Required task -
Count how many lines contain the word "крепления". Respond with the number alone.

Task input -
━━━━━━━━━━

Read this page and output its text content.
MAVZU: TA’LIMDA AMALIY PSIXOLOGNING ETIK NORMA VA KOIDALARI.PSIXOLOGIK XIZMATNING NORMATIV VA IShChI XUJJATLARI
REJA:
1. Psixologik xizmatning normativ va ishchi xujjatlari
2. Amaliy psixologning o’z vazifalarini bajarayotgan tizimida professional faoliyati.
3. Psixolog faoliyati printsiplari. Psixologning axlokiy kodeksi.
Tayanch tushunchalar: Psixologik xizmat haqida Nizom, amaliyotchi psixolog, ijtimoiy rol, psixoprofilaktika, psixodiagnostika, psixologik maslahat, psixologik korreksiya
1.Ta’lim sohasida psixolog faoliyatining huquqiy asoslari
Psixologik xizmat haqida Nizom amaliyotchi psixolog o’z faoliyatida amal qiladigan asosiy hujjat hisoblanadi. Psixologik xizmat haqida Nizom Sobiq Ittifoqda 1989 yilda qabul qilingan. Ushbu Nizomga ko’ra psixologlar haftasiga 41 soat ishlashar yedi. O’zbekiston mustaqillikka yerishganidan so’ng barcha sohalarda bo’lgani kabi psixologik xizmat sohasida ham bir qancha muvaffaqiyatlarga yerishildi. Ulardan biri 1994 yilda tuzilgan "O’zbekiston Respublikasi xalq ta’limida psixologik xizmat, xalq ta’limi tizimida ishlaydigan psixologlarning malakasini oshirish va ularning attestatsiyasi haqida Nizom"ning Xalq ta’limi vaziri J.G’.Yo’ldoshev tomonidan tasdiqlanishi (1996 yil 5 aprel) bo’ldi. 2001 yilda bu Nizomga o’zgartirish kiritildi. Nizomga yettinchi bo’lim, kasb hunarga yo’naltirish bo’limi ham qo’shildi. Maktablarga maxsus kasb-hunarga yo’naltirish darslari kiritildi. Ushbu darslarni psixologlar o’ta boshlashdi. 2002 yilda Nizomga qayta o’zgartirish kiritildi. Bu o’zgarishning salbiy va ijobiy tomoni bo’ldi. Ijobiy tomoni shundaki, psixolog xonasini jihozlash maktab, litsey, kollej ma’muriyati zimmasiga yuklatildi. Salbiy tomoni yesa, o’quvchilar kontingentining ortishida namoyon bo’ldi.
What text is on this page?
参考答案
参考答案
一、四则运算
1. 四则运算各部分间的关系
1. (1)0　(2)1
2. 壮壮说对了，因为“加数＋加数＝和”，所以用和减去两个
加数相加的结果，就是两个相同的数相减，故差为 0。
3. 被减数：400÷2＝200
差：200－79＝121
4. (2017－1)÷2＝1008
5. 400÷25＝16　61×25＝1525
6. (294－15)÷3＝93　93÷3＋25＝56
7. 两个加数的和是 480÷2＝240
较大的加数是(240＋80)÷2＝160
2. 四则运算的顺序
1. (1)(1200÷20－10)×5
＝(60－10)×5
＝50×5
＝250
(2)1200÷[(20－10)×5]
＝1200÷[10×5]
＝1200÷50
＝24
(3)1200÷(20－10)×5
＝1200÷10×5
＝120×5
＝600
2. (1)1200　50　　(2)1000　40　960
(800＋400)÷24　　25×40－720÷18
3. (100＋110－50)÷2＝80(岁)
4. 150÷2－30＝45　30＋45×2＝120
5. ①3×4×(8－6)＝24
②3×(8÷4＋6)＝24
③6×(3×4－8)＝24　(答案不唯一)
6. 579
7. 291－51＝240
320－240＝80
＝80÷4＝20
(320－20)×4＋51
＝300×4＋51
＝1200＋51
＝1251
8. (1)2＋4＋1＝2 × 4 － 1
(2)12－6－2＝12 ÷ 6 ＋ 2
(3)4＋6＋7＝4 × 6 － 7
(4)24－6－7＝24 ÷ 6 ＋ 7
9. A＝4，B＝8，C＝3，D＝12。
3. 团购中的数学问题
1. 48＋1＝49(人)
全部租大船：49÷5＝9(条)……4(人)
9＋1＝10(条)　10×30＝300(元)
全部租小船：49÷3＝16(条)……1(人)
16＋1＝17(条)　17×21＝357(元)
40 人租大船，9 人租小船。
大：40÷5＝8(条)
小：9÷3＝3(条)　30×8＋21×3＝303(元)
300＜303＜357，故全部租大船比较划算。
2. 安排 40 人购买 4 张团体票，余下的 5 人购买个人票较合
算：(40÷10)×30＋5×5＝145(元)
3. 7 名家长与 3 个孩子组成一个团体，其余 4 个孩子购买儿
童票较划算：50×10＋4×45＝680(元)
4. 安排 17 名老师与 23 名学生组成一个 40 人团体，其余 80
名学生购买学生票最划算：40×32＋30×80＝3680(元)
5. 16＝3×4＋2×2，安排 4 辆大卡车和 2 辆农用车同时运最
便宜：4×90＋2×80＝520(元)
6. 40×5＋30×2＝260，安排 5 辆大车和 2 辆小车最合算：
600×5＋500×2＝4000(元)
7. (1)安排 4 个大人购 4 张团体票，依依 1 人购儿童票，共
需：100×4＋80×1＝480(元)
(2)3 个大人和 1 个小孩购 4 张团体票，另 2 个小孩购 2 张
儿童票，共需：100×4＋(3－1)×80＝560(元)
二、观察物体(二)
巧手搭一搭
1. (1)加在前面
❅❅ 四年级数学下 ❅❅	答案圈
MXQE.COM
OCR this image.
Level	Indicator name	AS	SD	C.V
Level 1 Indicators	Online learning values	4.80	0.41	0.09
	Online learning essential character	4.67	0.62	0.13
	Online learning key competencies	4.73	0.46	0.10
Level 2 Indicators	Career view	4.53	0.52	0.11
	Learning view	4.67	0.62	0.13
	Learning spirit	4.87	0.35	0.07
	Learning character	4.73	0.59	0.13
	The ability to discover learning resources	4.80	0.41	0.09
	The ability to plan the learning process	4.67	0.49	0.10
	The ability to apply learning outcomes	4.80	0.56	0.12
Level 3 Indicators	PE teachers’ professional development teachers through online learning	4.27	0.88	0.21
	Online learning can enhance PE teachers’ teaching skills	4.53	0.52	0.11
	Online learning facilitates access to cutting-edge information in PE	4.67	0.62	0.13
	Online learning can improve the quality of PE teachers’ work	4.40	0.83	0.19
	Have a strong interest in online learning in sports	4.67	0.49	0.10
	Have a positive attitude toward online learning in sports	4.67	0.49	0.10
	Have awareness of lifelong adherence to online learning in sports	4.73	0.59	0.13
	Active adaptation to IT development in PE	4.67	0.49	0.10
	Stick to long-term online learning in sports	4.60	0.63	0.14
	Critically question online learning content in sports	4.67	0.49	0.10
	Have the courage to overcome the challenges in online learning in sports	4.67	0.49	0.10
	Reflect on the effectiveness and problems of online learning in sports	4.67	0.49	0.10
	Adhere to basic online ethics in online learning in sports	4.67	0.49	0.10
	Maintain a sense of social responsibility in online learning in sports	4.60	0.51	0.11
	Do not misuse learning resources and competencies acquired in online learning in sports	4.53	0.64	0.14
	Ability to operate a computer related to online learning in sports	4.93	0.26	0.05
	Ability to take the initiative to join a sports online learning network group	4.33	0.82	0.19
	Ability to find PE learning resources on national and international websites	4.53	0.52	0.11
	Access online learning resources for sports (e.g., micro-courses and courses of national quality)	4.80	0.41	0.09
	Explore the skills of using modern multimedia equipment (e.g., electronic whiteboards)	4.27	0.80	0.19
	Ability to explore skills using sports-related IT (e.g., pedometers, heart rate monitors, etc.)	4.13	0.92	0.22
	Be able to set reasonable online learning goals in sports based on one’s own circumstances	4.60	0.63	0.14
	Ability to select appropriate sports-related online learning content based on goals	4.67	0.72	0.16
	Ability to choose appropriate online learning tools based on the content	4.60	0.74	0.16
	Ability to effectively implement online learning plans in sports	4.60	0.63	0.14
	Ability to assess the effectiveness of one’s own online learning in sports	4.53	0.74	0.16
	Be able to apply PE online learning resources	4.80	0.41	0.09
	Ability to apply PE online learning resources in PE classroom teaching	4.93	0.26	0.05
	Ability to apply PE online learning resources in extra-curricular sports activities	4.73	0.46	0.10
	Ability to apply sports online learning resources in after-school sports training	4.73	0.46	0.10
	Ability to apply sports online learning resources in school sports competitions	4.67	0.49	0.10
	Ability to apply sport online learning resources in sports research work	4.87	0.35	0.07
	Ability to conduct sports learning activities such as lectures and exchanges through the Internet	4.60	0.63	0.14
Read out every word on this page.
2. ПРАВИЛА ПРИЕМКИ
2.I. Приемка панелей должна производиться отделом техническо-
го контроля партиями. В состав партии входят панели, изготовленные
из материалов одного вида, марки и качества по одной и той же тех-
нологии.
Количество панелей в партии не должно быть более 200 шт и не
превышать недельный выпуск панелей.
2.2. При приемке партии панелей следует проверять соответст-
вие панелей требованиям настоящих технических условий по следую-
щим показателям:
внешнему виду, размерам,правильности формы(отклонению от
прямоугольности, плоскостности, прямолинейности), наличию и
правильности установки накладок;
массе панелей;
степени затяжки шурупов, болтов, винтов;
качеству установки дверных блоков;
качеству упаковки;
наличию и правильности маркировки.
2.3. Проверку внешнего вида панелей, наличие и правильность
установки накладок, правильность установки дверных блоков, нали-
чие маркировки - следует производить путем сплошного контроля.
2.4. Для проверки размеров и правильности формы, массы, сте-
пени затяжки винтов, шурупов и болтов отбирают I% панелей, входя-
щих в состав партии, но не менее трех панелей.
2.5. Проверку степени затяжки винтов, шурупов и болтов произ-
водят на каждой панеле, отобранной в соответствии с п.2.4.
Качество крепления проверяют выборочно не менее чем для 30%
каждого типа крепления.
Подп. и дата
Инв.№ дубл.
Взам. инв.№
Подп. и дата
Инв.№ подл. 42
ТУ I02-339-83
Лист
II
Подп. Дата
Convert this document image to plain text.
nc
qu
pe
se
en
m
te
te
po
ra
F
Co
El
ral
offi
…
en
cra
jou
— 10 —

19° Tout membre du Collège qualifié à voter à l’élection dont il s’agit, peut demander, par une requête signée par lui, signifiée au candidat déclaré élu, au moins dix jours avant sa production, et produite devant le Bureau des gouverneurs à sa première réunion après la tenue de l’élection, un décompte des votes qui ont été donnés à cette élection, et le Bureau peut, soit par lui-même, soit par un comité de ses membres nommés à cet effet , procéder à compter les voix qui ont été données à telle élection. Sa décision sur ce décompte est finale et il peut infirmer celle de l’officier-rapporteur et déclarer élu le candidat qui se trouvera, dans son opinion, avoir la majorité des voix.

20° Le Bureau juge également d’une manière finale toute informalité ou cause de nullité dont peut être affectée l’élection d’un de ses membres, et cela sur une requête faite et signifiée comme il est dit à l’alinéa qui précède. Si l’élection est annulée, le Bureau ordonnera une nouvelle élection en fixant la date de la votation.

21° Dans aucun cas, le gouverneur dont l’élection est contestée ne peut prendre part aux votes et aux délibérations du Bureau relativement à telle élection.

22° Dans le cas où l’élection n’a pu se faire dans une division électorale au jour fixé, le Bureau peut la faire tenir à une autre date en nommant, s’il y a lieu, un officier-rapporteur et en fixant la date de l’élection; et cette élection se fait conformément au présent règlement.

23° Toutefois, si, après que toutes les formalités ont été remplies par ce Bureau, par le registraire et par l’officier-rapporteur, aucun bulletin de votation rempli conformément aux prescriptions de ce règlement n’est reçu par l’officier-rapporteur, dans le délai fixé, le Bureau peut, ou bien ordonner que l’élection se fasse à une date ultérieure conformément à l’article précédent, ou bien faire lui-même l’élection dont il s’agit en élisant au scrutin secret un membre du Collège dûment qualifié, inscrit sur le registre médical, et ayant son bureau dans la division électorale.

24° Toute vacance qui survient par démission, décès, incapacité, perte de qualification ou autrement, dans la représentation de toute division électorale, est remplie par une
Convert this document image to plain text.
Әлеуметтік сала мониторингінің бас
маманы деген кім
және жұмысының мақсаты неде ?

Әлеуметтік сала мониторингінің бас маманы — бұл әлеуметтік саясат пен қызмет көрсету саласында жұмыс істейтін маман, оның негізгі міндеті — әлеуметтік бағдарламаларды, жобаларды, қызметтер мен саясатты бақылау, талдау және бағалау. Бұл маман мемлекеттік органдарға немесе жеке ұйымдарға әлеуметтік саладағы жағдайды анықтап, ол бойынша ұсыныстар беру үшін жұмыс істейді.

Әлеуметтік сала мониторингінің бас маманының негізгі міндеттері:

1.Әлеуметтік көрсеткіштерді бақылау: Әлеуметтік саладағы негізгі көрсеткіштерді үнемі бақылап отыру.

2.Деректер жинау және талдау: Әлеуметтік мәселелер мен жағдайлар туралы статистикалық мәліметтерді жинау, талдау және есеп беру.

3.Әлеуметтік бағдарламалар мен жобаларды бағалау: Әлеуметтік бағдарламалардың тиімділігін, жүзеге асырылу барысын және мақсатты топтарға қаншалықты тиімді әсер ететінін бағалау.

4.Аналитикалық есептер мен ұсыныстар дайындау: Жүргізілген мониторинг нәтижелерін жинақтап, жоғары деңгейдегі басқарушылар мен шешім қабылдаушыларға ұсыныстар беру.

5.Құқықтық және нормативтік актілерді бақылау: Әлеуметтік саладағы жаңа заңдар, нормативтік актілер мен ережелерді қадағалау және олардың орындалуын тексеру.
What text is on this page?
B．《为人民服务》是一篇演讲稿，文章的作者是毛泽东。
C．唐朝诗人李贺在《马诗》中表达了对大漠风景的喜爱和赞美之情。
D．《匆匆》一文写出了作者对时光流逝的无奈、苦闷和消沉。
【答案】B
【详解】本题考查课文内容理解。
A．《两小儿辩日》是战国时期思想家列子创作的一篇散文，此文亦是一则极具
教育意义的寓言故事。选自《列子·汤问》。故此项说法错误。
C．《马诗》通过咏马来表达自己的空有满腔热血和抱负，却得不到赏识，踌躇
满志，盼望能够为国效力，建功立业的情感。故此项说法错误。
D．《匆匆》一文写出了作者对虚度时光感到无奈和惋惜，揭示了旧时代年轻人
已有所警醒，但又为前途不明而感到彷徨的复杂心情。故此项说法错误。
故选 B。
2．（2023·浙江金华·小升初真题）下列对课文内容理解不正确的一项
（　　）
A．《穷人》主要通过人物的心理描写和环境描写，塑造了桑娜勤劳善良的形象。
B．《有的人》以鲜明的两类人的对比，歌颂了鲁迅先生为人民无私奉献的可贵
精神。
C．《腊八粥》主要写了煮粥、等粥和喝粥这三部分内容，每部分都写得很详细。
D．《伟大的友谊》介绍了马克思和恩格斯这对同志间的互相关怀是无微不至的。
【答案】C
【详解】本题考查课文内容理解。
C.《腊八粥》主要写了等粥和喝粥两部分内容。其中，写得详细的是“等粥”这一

━━━━━━━━━━

Task solution -
2